Dataset records:
· · · · ·

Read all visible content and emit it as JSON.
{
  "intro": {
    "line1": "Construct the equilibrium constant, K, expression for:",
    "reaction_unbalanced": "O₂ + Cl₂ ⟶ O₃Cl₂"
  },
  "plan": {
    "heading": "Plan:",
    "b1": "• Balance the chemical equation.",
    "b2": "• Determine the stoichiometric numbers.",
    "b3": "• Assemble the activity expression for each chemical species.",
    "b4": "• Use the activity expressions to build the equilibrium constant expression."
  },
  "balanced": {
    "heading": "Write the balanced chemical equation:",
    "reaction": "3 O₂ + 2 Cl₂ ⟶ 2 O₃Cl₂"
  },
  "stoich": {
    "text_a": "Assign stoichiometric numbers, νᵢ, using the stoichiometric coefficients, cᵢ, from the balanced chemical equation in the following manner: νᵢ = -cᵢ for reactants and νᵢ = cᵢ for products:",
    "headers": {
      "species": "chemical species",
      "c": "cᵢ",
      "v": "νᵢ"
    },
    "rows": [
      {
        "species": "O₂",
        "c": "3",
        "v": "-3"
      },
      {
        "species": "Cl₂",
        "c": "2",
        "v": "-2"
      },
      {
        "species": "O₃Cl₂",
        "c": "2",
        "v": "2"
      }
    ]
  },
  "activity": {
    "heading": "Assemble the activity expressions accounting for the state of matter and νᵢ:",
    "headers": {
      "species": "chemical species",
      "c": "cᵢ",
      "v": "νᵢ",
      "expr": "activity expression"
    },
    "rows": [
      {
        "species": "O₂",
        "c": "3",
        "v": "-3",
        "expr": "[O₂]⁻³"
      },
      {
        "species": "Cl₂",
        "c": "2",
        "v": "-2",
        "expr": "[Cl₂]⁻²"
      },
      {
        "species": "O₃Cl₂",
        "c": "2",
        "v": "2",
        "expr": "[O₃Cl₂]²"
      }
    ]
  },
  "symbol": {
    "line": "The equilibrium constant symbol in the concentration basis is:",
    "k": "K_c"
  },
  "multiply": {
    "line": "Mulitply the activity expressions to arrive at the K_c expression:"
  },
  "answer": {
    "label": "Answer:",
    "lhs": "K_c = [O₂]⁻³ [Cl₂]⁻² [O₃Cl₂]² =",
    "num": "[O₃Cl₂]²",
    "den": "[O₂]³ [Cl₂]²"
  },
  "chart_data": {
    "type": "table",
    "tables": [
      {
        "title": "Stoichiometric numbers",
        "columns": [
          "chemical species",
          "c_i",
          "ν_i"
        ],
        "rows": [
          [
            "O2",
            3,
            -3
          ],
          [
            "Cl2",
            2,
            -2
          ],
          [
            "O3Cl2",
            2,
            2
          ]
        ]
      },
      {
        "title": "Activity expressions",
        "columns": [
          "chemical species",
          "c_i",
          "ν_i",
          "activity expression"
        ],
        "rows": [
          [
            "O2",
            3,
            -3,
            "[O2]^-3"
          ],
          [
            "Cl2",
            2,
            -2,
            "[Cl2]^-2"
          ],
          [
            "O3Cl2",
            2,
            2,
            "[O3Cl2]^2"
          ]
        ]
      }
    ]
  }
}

· · · · ·

Restate each record word for word.

Read all visible content and emit it as JSON.
{
  "intro": {
    "line1": "Construct the equilibrium constant, K, expression for:",
    "reaction_unbalanced": "O₂ + Cl₂ ⟶ O₃Cl₂"
  },
  "plan": {
    "heading": "Plan:",
    "b1": "• Balance the chemical equation.",
    "b2": "• Determine the stoichiometric numbers.",
    "b3": "• Assemble the activity expression for each chemical species.",
    "b4": "• Use the activity expressions to build the equilibrium constant expression."
  },
  "balanced": {
    "heading": "Write the balanced chemical equation:",
    "reaction": "3 O₂ + 2 Cl₂ ⟶ 2 O₃Cl₂"
  },
  "stoich": {
    "text_a": "Assign stoichiometric numbers, νᵢ, using the stoichiometric coefficients, cᵢ, from the balanced chemical equation in the following manner: νᵢ = -cᵢ for reactants and νᵢ = cᵢ for products:",
    "headers": {
      "species": "chemical species",
      "c": "cᵢ",
      "v": "νᵢ"
    },
    "rows": [
      {
        "species": "O₂",
        "c": "3",
        "v": "-3"
      },
      {
        "species": "Cl₂",
        "c": "2",
        "v": "-2"
      },
      {
        "species": "O₃Cl₂",
        "c": "2",
        "v": "2"
      }
    ]
  },
  "activity": {
    "heading": "Assemble the activity expressions accounting for the state of matter and νᵢ:",
    "headers": {
      "species": "chemical species",
      "c": "cᵢ",
      "v": "νᵢ",
      "expr": "activity expression"
    },
    "rows": [
      {
        "species": "O₂",
        "c": "3",
        "v": "-3",
        "expr": "[O₂]⁻³"
      },
      {
        "species": "Cl₂",
        "c": "2",
        "v": "-2",
        "expr": "[Cl₂]⁻²"
      },
      {
        "species": "O₃Cl₂",
        "c": "2",
        "v": "2",
        "expr": "[O₃Cl₂]²"
      }
    ]
  },
  "symbol": {
    "line": "The equilibrium constant symbol in the concentration basis is:",
    "k": "K_c"
  },
  "multiply": {
    "line": "Mulitply the activity expressions to arrive at the K_c expression:"
  },
  "answer": {
    "label": "Answer:",
    "lhs": "K_c = [O₂]⁻³ [Cl₂]⁻² [O₃Cl₂]² =",
    "num": "[O₃Cl₂]²",
    "den": "[O₂]³ [Cl₂]²"
  },
  "chart_data": {
    "type": "table",
    "tables": [
      {
        "title": "Stoichiometric numbers",
        "columns": [
          "chemical species",
          "c_i",
          "ν_i"
        ],
        "rows": [
          [
            "O2",
            3,
            -3
          ],
          [
            "Cl2",
            2,
            -2
          ],
          [
            "O3Cl2",
            2,
            2
          ]
        ]
      },
      {
        "title": "Activity expressions",
        "columns": [
          "chemical species",
          "c_i",
          "ν_i",
          "activity expression"
        ],
        "rows": [
          [
            "O2",
            3,
            -3,
            "[O2]^-3"
          ],
          [
            "Cl2",
            2,
            -2,
            "[Cl2]^-2"
          ],
          [
            "O3Cl2",
            2,
            2,
            "[O3Cl2]^2"
          ]
        ]
      }
    ]
  }
}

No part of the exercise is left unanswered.